— GIVEN DATA —
-- begin --

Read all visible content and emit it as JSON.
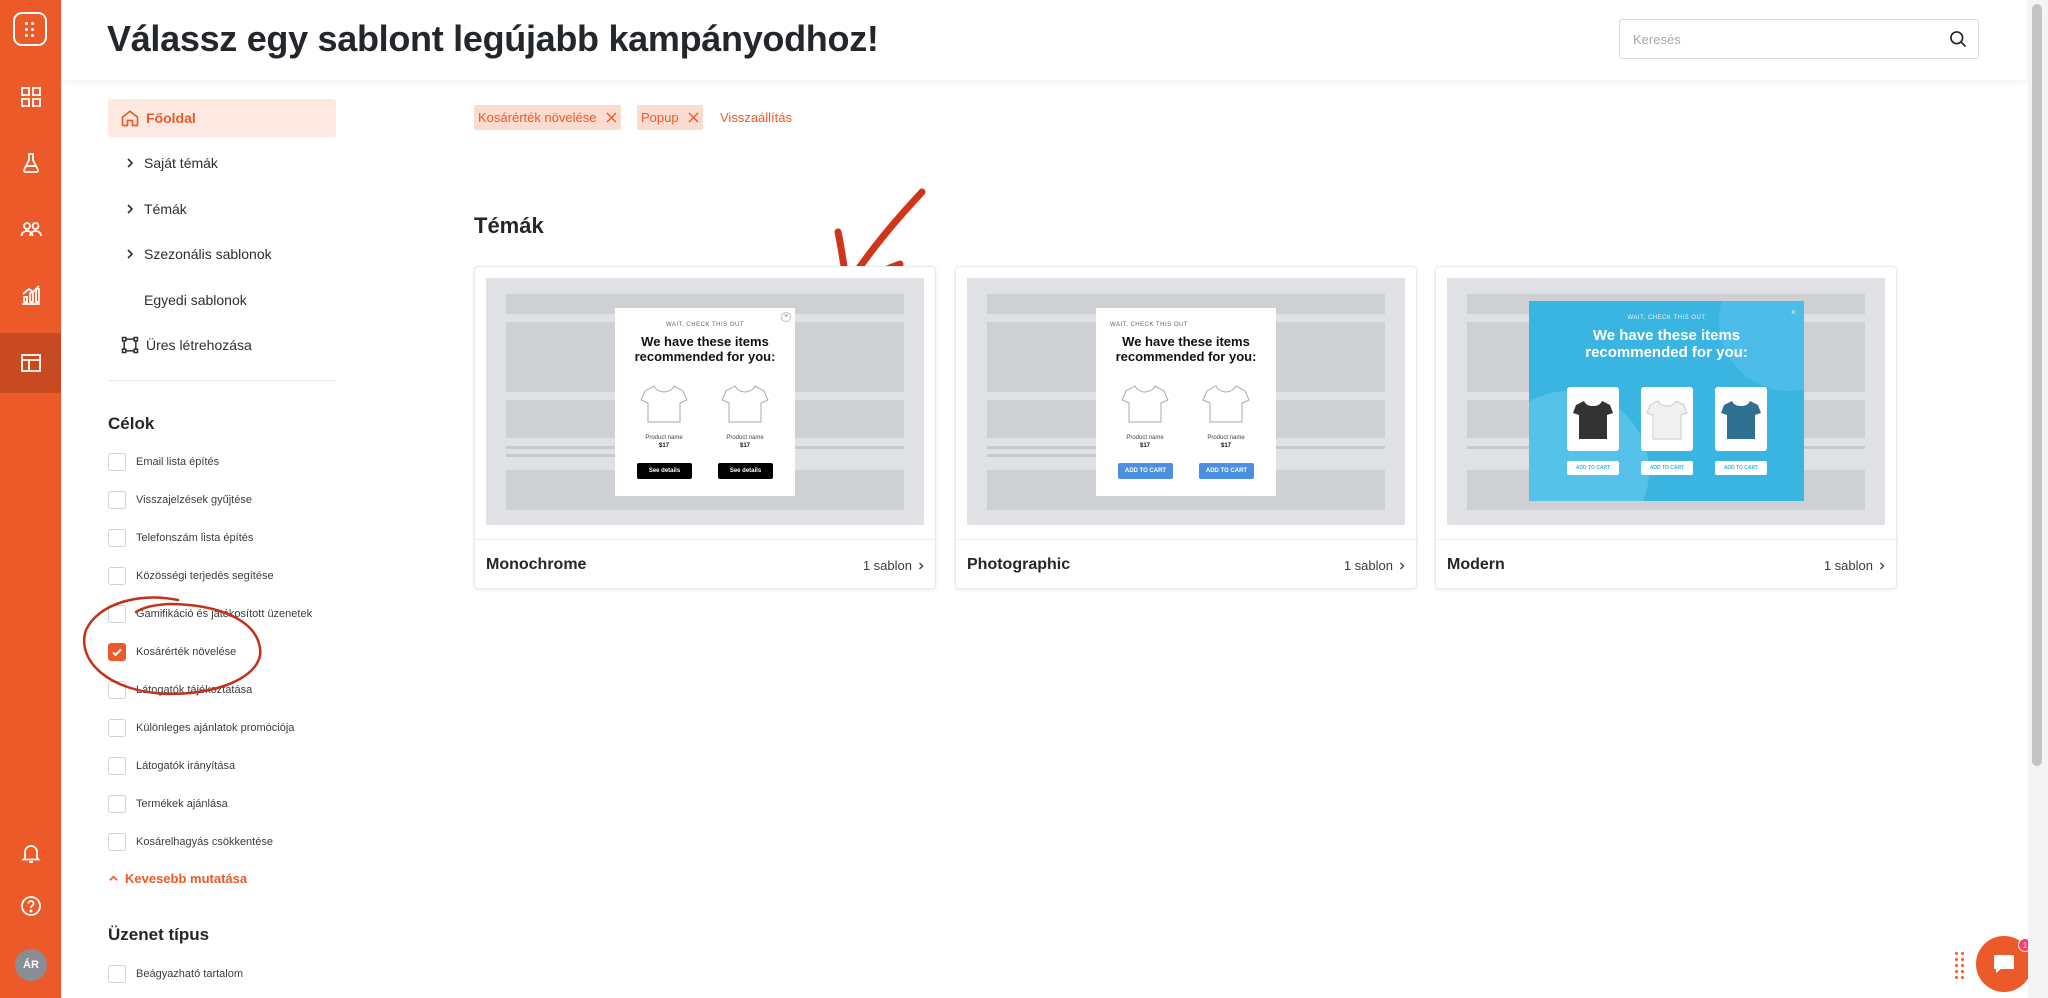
{
  "header": {
    "title": "Válassz egy sablont legújabb kampányodhoz!",
    "search_placeholder": "Keresés"
  },
  "rail": {
    "avatar_initials": "ÁR",
    "items": [
      "dashboard-icon",
      "flask-icon",
      "users-icon",
      "analytics-icon",
      "templates-icon",
      "bell-icon",
      "help-icon"
    ]
  },
  "sidebar": {
    "nav": [
      {
        "label": "Főoldal",
        "icon": "home-icon",
        "active": true
      },
      {
        "label": "Saját témák",
        "icon": "chevron-right-icon"
      },
      {
        "label": "Témák",
        "icon": "chevron-right-icon"
      },
      {
        "label": "Szezonális sablonok",
        "icon": "chevron-right-icon"
      },
      {
        "label": "Egyedi sablonok"
      },
      {
        "label": "Üres létrehozása",
        "icon": "frame-icon"
      }
    ],
    "goals_title": "Célok",
    "goals": [
      {
        "label": "Email lista építés",
        "checked": false
      },
      {
        "label": "Visszajelzések gyűjtése",
        "checked": false
      },
      {
        "label": "Telefonszám lista építés",
        "checked": false
      },
      {
        "label": "Közösségi terjedés segítése",
        "checked": false
      },
      {
        "label": "Gamifikáció és játékosított üzenetek",
        "checked": false
      },
      {
        "label": "Kosárérték növelése",
        "checked": true
      },
      {
        "label": "Látogatók tájékoztatása",
        "checked": false
      },
      {
        "label": "Különleges ajánlatok promóciója",
        "checked": false
      },
      {
        "label": "Látogatók irányítása",
        "checked": false
      },
      {
        "label": "Termékek ajánlása",
        "checked": false
      },
      {
        "label": "Kosárelhagyás csökkentése",
        "checked": false
      }
    ],
    "show_less": "Kevesebb mutatása",
    "message_type_title": "Üzenet típus",
    "message_types": [
      {
        "label": "Beágyazható tartalom",
        "checked": false
      }
    ]
  },
  "filters": {
    "chips": [
      "Kosárérték növelése",
      "Popup"
    ],
    "reset": "Visszaállítás"
  },
  "themes": {
    "title": "Témák",
    "cards": [
      {
        "name": "Monochrome",
        "count": "1 sablon"
      },
      {
        "name": "Photographic",
        "count": "1 sablon"
      },
      {
        "name": "Modern",
        "count": "1 sablon"
      }
    ]
  },
  "previews": {
    "pre": "WAIT, CHECK THIS OUT",
    "headline": "We have these items recommended for you:",
    "product_name": "Product name",
    "product_price": "$17",
    "btn_details": "See details",
    "btn_cart": "ADD TO CART"
  },
  "chat": {
    "badge": "1"
  },
  "colors": {
    "brand": "#ed5a29",
    "rail_active": "#c94a20",
    "chip_bg": "#fcdcd0",
    "modern_bg": "#3ab5e2",
    "photo_btn": "#4b8fe0"
  }
}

-- end --

— JOB —
Above are entries; state the number of lines among them that contain "építés", and nothing else.

— SOLUTION TO THIS EXERCISE —
2